** BEGIN Data lines **

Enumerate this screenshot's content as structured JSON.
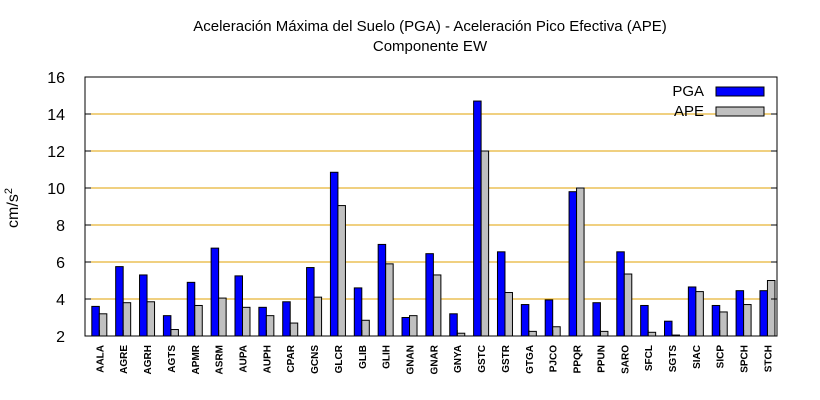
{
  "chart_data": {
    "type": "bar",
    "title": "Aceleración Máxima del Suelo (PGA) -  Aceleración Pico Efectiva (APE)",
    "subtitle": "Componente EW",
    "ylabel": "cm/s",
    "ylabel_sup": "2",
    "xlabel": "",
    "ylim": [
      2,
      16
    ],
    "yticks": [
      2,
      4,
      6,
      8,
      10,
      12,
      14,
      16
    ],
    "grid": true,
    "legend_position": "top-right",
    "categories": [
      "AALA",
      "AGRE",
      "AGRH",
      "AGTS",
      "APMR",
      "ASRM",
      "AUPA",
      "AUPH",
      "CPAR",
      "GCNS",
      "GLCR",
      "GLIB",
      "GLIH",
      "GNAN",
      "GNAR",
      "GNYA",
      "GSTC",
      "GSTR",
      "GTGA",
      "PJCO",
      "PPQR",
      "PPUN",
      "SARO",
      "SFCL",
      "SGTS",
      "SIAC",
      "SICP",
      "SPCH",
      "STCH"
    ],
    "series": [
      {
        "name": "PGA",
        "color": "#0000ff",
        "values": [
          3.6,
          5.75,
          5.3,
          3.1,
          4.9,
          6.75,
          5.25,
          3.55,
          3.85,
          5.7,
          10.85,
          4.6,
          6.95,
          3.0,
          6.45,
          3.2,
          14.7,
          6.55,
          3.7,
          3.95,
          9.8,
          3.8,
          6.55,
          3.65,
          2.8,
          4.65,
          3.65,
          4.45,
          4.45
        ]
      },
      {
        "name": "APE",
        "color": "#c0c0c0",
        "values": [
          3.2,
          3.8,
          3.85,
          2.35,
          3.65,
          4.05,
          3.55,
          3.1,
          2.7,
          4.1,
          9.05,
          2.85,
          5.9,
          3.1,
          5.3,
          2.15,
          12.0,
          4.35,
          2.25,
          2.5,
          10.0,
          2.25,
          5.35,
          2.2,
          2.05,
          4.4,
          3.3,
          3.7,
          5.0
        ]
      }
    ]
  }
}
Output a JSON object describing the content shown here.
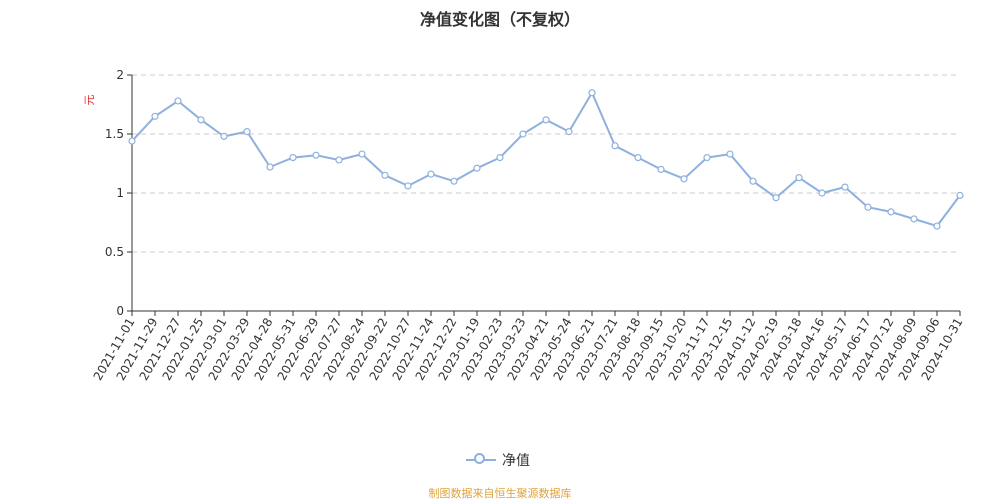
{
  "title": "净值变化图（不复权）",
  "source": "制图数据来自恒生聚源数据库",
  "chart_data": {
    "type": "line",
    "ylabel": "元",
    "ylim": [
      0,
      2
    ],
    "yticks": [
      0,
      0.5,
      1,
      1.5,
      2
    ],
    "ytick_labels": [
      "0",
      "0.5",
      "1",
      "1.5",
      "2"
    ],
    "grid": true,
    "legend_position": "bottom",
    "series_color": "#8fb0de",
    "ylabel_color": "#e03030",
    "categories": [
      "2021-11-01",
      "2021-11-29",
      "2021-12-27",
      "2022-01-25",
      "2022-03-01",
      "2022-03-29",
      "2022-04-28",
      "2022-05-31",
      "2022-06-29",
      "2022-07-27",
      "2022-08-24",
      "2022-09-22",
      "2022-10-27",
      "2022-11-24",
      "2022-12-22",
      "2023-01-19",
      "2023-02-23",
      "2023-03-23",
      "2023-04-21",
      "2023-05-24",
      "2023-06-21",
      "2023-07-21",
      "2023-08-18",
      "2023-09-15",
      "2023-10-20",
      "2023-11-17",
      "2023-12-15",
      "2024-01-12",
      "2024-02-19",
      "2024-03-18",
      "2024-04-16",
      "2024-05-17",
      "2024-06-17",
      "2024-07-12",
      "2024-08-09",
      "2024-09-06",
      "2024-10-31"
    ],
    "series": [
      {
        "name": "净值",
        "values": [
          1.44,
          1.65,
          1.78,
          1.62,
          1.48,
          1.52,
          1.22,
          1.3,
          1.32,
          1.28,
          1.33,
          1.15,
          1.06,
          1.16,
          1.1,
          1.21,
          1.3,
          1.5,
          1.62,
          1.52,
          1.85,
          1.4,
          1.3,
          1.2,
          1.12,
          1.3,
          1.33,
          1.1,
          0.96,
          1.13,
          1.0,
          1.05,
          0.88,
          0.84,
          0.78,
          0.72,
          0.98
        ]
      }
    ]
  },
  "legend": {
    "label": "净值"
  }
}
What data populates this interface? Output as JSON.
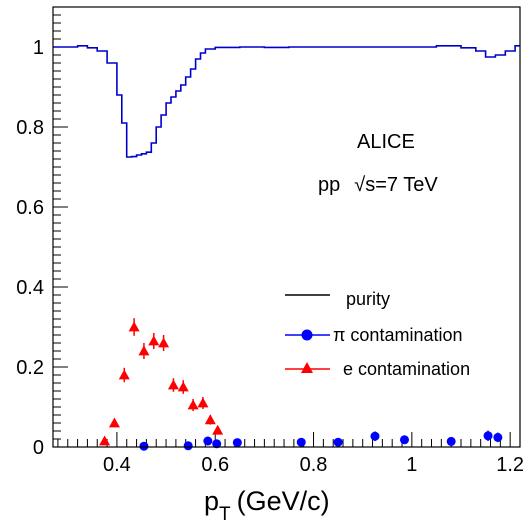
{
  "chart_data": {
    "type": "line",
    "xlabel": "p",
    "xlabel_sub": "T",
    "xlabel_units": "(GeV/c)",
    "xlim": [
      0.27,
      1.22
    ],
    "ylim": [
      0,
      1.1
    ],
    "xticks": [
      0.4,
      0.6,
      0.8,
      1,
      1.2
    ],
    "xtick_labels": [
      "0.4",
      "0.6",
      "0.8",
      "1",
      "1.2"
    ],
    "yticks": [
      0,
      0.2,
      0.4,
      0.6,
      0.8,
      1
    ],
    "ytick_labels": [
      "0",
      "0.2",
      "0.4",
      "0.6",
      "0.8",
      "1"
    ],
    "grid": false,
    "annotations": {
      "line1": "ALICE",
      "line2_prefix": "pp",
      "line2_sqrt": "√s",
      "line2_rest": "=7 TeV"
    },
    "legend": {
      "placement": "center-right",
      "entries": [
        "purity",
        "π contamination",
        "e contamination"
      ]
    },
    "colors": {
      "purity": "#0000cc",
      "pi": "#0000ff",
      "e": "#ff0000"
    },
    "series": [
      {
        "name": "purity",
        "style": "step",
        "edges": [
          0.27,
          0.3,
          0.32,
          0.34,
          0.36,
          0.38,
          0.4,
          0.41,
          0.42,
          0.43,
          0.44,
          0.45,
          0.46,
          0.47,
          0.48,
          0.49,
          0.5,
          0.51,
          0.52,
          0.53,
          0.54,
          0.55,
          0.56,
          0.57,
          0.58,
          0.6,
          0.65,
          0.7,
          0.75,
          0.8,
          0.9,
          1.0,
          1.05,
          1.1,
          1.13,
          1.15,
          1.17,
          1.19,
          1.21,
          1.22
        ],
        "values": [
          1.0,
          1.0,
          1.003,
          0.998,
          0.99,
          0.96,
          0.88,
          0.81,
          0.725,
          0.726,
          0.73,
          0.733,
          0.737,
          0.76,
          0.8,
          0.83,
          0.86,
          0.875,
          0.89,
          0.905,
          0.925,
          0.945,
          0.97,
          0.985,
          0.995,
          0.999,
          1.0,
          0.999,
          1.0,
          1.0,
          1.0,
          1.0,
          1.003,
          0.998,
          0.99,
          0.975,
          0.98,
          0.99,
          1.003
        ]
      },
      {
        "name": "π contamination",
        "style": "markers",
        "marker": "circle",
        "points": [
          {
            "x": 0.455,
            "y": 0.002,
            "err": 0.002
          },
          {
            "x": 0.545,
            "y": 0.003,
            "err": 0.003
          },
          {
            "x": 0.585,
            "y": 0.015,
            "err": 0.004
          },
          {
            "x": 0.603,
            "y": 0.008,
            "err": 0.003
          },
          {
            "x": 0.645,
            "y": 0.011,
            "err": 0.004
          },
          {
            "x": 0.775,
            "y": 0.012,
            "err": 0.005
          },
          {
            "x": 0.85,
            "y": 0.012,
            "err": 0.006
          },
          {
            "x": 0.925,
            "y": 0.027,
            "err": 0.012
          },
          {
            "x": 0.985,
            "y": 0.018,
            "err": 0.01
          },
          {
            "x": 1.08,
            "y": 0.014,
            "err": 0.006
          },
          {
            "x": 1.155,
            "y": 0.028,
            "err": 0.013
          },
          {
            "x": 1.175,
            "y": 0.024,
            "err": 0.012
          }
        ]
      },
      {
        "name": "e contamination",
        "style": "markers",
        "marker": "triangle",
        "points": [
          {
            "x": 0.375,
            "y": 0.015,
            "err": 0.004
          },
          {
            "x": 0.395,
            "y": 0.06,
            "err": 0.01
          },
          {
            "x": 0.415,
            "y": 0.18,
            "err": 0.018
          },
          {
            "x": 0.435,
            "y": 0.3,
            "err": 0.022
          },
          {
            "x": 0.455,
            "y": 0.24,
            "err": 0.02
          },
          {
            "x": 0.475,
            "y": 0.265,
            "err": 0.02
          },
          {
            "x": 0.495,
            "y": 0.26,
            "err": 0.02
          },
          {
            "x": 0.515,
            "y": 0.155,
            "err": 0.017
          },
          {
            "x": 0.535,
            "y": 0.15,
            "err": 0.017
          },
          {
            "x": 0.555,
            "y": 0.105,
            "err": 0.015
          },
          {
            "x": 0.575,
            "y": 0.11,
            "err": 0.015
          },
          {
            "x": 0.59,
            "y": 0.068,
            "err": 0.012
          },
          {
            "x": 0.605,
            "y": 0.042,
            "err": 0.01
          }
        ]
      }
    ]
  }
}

** END Data lines **

What you will do: Determine how many lines of the records above contain the word "right", and report only that number.

Answer for the task: 2